▸ TASK INPUT:
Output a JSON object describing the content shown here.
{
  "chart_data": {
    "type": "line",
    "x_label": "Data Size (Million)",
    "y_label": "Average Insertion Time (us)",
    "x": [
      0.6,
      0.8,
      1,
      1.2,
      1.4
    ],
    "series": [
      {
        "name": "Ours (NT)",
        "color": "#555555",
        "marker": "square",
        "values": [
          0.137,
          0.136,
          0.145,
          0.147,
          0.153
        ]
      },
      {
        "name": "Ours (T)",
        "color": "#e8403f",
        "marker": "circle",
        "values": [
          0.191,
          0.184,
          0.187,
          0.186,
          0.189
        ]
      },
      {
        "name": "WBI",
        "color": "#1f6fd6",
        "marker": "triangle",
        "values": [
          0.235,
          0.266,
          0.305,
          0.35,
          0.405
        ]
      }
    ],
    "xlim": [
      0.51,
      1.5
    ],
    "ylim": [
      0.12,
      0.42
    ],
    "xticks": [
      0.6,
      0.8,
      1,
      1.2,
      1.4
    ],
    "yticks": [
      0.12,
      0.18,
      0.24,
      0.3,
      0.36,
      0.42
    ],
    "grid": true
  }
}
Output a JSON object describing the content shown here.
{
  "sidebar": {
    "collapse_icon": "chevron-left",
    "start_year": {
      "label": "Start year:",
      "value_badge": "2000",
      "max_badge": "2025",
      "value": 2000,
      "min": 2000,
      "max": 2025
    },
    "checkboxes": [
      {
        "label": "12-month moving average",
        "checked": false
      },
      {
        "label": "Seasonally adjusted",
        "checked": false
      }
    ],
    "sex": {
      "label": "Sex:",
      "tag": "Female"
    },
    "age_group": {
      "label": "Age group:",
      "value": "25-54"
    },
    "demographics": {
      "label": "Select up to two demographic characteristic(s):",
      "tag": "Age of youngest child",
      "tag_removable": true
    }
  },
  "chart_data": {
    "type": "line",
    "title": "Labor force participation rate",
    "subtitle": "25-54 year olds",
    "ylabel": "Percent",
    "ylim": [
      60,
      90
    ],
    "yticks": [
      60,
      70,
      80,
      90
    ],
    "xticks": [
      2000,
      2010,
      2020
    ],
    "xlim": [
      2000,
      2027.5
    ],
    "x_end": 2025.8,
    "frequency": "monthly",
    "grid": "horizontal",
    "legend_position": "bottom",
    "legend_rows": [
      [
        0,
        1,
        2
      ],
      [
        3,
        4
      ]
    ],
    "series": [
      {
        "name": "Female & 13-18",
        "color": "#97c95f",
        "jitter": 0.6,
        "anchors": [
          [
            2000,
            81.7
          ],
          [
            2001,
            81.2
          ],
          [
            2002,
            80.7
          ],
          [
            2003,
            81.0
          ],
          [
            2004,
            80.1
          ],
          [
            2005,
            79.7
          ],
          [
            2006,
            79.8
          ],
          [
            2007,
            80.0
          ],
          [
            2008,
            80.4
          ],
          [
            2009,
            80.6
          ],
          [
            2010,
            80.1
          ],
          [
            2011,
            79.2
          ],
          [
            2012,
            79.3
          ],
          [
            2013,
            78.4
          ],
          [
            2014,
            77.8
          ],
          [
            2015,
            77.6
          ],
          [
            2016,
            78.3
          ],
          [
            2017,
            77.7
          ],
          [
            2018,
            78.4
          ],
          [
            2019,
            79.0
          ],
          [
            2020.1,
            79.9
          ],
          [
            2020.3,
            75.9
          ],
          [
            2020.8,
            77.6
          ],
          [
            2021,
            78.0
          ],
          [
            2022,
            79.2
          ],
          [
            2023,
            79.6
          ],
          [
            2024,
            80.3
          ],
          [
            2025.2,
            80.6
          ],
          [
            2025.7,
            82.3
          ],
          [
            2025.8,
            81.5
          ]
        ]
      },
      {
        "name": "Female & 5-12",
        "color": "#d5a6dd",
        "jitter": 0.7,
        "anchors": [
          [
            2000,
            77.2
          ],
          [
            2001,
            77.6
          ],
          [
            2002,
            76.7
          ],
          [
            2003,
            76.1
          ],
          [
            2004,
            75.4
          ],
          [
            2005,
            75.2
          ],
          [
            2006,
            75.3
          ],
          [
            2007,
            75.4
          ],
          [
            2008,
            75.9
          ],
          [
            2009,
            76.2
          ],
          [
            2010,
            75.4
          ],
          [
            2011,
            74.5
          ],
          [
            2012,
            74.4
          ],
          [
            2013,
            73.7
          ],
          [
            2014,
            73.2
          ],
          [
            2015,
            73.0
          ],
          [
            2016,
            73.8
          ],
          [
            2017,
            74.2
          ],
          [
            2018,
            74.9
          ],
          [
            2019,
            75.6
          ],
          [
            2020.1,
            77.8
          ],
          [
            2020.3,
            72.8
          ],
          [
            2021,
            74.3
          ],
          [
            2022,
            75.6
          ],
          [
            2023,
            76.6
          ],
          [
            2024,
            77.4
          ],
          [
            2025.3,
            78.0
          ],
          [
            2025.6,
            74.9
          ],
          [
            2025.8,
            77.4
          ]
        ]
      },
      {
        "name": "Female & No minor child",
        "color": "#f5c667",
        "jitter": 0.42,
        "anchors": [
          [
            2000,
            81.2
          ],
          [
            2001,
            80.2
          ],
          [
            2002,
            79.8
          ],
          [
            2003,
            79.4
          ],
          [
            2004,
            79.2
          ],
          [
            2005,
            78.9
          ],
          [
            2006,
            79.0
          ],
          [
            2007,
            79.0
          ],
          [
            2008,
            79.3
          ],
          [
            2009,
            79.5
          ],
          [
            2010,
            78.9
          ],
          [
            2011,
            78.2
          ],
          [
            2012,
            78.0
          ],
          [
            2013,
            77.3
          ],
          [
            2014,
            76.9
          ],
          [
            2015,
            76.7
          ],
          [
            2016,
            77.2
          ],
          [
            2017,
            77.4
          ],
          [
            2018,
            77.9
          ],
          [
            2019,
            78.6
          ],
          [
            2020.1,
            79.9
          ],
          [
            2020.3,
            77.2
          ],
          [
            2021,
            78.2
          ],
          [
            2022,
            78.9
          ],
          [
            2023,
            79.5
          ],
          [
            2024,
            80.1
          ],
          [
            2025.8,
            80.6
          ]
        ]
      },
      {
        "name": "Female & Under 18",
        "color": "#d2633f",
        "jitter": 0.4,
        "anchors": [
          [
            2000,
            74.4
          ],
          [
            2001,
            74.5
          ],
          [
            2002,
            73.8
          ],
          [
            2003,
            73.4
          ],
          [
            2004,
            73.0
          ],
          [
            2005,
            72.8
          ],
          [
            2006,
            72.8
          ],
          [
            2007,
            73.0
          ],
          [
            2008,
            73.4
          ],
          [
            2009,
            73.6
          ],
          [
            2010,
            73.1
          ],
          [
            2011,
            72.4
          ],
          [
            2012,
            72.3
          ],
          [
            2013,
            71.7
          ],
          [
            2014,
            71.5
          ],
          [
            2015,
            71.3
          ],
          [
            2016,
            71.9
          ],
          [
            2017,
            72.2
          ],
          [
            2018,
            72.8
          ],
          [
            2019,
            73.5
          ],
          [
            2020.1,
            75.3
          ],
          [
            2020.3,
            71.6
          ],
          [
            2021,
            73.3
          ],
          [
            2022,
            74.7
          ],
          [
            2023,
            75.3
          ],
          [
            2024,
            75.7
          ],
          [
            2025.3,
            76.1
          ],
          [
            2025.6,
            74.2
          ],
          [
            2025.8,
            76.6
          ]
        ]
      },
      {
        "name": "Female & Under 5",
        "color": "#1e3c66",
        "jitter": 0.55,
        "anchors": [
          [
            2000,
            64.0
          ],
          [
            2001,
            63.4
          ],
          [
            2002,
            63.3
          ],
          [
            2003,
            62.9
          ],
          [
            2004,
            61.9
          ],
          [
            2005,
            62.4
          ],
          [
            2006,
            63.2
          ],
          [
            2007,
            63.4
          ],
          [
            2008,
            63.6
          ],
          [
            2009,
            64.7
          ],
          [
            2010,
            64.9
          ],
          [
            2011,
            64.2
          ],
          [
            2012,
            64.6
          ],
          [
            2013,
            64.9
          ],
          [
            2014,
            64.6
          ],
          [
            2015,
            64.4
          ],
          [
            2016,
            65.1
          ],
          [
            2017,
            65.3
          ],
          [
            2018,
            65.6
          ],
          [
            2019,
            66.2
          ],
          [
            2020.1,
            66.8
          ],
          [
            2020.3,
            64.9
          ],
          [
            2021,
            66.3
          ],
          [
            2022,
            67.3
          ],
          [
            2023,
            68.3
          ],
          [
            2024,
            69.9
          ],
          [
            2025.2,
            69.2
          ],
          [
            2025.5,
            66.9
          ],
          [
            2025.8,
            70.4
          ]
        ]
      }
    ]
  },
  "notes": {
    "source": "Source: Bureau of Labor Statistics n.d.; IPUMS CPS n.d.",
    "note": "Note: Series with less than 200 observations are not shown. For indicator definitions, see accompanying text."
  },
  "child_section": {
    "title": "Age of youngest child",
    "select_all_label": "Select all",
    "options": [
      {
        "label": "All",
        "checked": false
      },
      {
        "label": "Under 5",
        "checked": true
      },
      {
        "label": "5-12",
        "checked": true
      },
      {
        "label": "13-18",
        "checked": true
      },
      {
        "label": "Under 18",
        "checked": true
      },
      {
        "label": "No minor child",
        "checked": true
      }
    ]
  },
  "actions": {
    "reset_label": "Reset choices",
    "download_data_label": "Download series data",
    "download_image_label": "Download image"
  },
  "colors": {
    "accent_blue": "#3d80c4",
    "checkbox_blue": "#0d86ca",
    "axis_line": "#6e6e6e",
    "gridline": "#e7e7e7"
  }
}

▸ EXERCISE AIM:
Going through the entries above, report how many lines include the string "Under". The number alone is the answer.

▸ CORRECT RESPONSE:
4